EXERCISE DESCRIPTION –
Note each line that includes the word "text". Copy those lines.

## START PROVIDED RECORDS

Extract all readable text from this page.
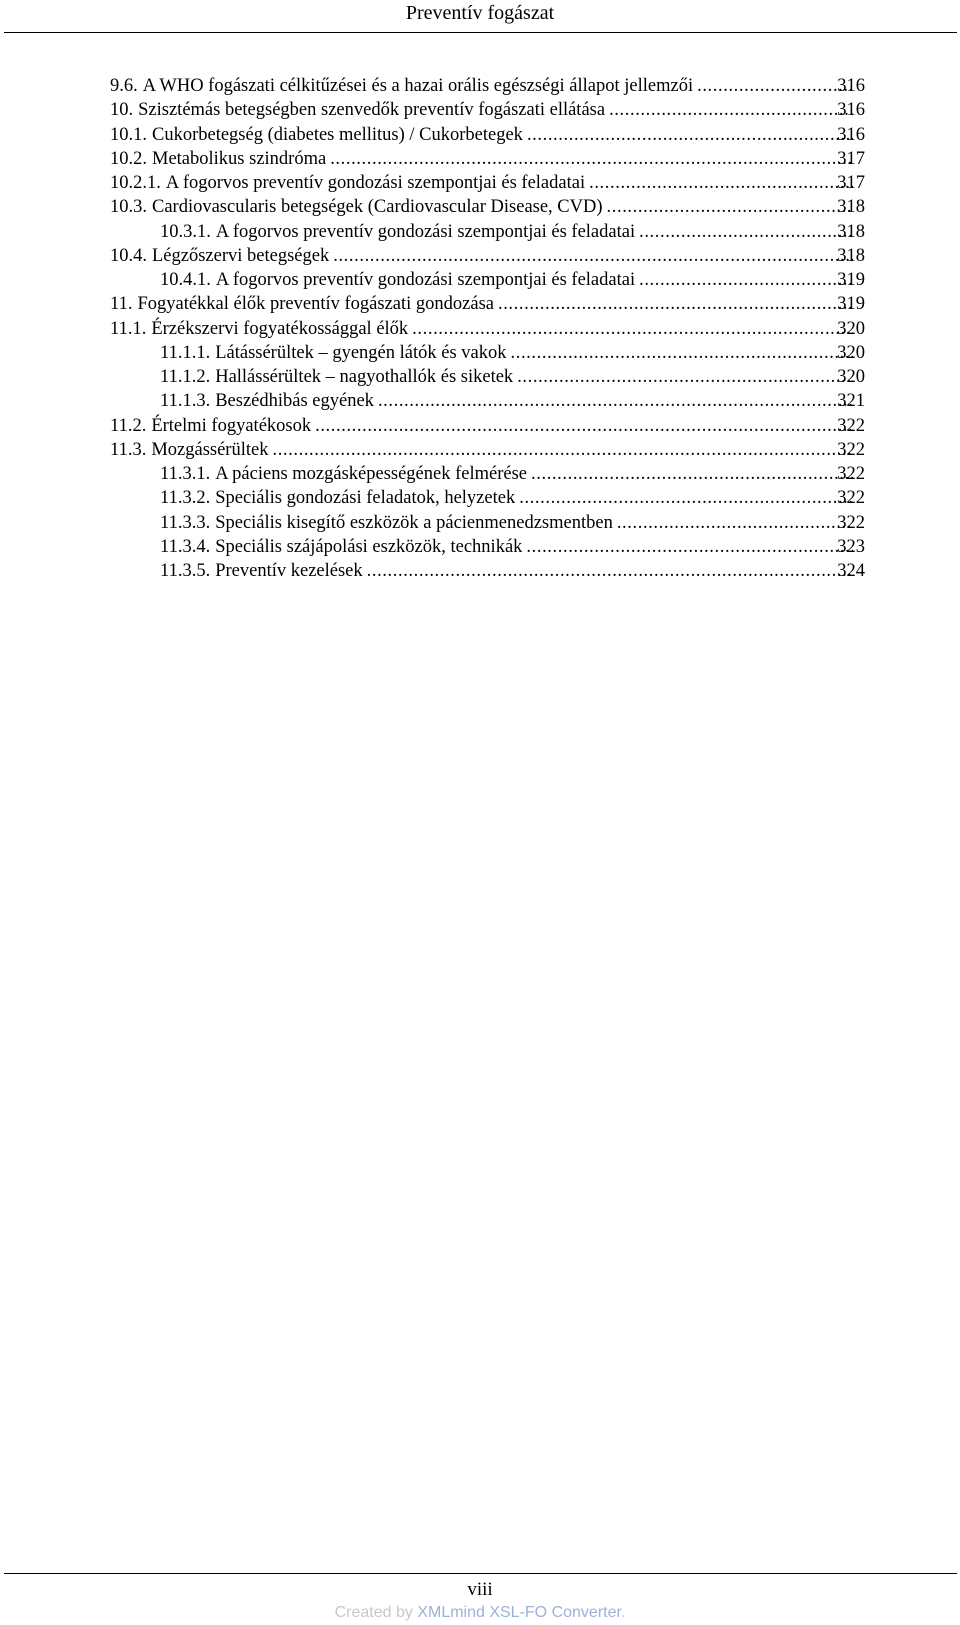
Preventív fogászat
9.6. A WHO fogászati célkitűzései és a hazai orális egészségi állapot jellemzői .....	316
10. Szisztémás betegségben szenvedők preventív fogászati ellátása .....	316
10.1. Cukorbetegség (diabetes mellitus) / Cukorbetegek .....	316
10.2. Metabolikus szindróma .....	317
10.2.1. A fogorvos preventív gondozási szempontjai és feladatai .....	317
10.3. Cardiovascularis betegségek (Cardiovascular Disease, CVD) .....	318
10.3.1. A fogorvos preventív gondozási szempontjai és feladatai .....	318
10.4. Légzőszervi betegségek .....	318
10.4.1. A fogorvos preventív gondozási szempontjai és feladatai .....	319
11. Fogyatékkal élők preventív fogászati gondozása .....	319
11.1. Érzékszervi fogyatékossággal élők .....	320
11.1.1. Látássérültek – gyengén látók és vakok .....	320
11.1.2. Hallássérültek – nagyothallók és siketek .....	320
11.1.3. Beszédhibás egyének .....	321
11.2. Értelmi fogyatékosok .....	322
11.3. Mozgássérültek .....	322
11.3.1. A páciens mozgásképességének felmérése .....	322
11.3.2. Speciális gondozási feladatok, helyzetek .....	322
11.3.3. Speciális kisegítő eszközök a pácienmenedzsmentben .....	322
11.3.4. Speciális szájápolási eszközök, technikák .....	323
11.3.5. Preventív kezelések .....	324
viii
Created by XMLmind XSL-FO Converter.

## END PROVIDED RECORDS
## START PROVIDED RECORDS

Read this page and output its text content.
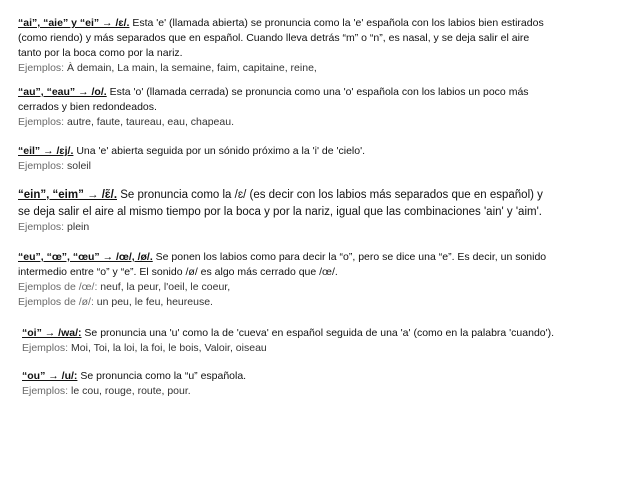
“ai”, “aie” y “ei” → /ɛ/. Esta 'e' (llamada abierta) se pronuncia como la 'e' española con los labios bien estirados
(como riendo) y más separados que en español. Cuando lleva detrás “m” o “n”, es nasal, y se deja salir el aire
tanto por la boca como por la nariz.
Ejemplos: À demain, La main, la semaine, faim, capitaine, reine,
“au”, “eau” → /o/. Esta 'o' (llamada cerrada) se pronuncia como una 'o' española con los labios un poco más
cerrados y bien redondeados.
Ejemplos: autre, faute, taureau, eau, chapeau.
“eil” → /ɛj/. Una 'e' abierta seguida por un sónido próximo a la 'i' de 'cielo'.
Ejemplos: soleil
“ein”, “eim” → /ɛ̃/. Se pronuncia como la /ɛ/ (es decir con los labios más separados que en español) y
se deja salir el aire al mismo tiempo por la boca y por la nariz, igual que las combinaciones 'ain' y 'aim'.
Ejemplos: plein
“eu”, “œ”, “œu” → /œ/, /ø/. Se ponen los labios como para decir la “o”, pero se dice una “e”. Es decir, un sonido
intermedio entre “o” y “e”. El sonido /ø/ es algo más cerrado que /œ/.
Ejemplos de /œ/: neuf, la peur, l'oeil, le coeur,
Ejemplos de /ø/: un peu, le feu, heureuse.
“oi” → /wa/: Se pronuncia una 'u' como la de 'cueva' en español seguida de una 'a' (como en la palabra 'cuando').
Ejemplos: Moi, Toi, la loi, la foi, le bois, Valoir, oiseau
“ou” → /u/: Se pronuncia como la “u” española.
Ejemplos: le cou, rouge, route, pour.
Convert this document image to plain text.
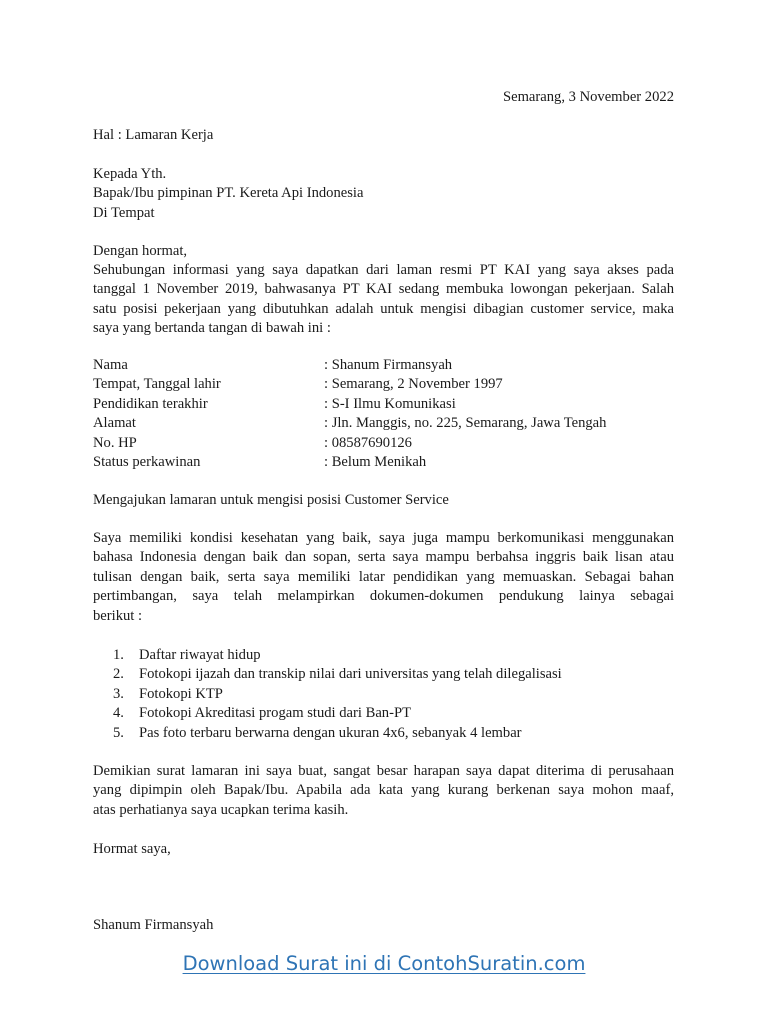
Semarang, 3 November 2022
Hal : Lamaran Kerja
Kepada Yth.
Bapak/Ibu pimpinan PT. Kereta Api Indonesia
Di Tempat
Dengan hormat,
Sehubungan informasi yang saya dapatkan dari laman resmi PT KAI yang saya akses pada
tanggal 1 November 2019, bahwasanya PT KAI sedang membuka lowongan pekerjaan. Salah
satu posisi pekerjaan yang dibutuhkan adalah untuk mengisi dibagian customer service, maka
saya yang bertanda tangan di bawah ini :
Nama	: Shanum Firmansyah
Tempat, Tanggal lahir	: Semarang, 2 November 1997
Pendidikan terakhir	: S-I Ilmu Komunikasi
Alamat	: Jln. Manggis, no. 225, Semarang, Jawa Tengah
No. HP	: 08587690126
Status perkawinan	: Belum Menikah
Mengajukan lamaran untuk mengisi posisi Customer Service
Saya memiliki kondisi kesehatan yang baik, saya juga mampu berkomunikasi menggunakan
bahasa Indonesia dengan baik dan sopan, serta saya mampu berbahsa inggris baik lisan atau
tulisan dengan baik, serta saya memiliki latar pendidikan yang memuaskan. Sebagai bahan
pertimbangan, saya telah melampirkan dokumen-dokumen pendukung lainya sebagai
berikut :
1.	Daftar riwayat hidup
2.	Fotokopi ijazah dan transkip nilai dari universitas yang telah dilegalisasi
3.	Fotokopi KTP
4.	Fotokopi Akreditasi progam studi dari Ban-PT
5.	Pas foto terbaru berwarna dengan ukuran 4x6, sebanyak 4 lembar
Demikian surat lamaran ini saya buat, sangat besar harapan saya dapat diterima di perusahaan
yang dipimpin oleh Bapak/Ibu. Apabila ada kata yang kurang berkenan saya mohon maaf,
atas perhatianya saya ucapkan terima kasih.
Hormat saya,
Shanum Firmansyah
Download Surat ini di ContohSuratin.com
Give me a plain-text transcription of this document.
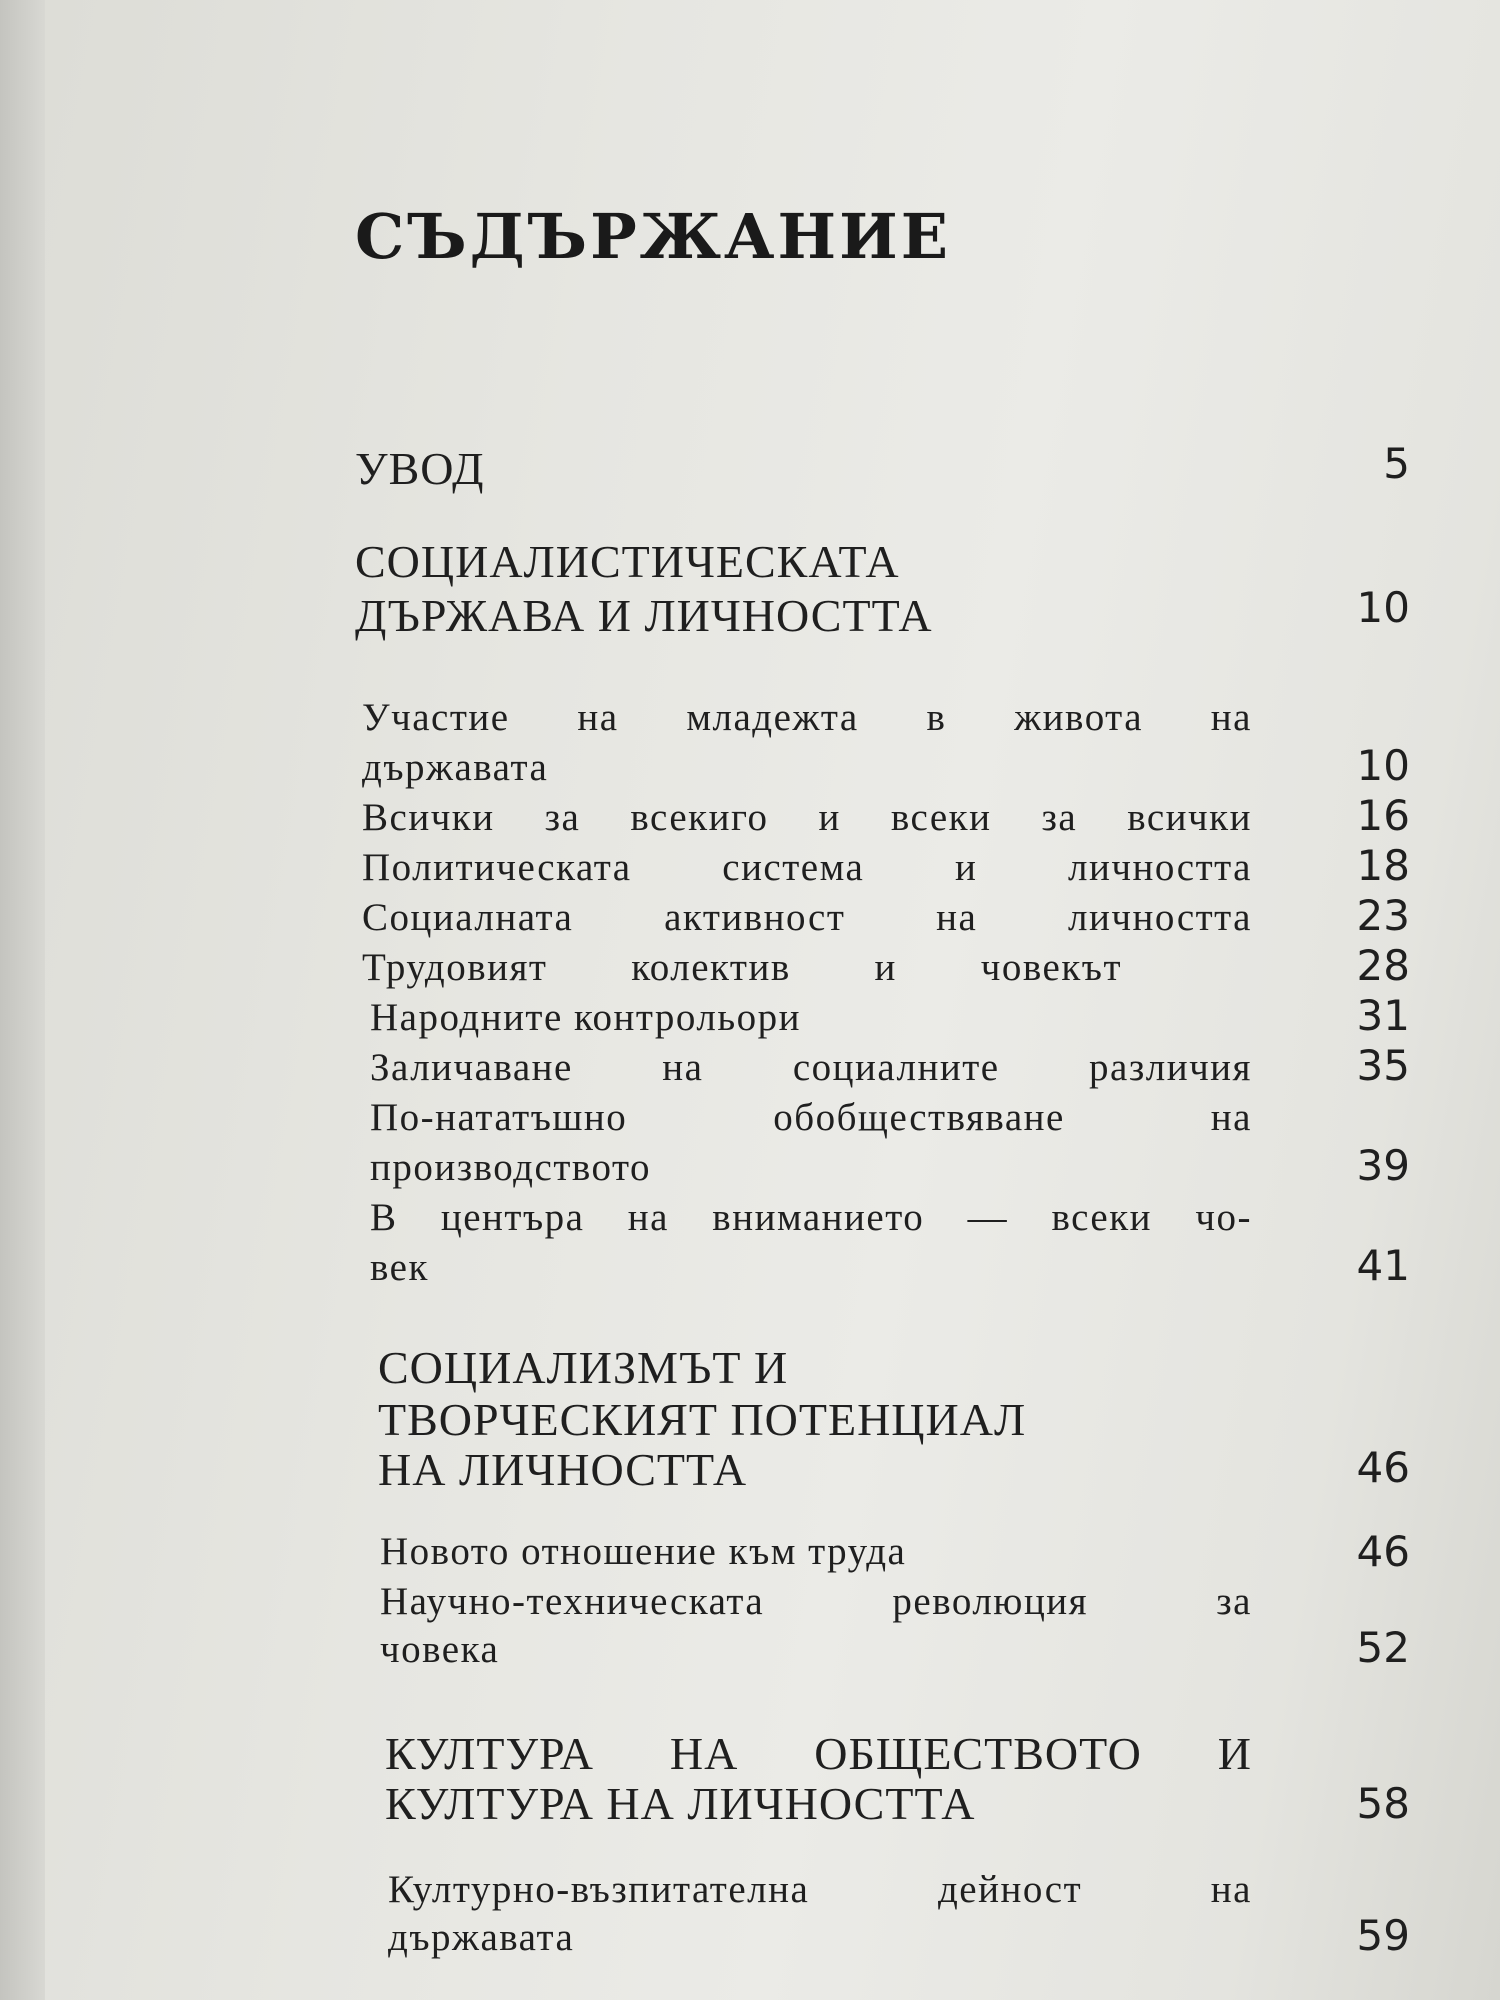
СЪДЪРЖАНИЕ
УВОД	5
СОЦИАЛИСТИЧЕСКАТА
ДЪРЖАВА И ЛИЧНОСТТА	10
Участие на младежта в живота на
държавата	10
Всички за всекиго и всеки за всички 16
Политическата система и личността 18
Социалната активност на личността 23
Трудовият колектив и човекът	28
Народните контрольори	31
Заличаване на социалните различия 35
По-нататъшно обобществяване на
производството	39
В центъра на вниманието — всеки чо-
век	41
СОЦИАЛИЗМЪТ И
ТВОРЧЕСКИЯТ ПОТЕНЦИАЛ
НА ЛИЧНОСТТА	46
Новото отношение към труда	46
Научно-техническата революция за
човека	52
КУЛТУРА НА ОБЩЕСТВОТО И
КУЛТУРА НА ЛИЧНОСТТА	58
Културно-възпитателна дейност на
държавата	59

## END PROVIDED RECORDS
## START PROVIDED RECORDS

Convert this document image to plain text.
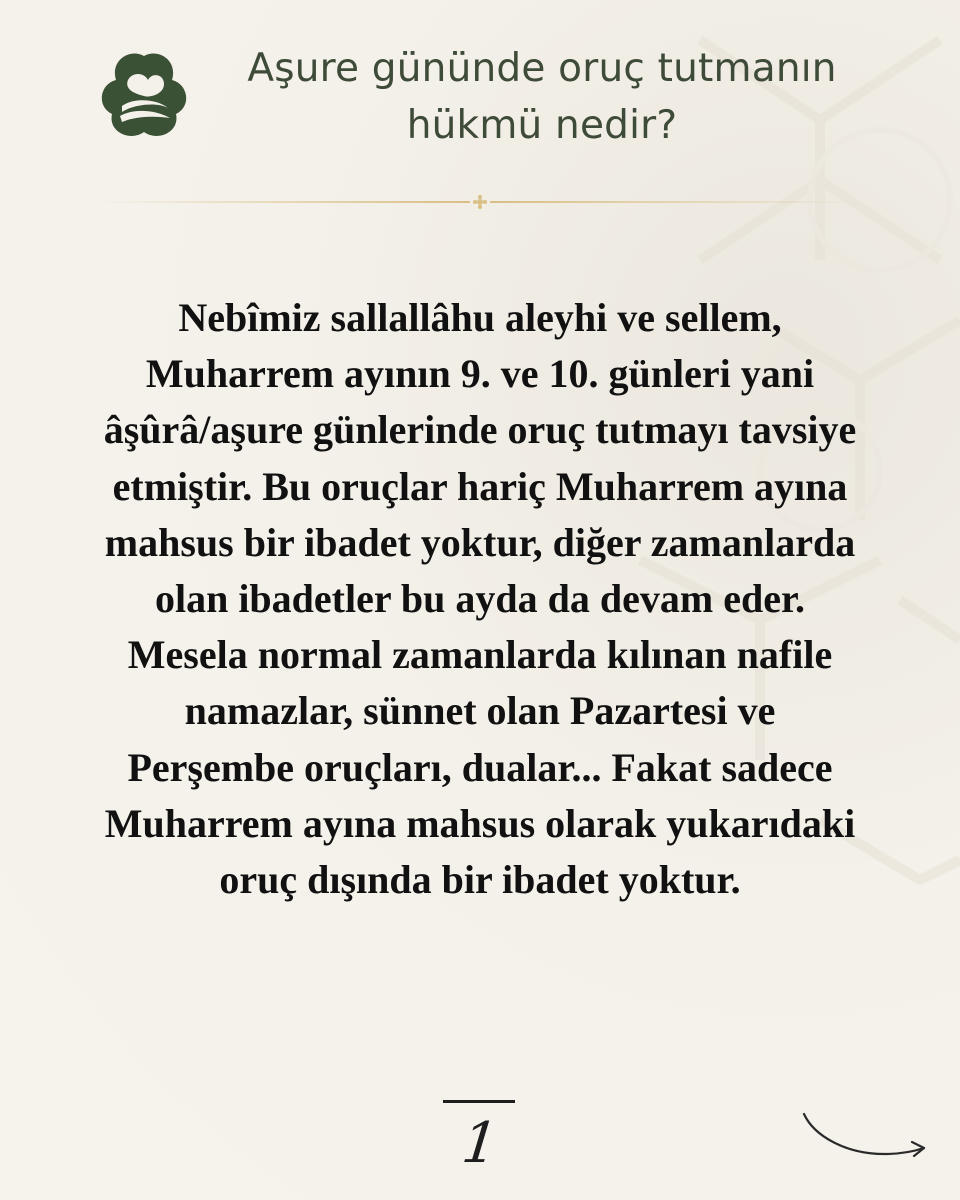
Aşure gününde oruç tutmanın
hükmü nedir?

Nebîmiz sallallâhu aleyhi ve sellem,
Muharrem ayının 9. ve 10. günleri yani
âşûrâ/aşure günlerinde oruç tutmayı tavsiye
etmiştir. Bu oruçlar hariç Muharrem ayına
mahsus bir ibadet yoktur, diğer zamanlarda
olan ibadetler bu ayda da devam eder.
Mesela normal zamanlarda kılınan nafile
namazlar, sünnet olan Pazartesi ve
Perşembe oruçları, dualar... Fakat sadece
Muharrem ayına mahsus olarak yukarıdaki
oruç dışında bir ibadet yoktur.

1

## END PROVIDED RECORDS

ANSWER BELOW –
Extract all readable text from this page.
Read this page and output its text content.
Convert this document image to plain text.
Give me a plain-text transcription of this document.
Convert this document image to plain text.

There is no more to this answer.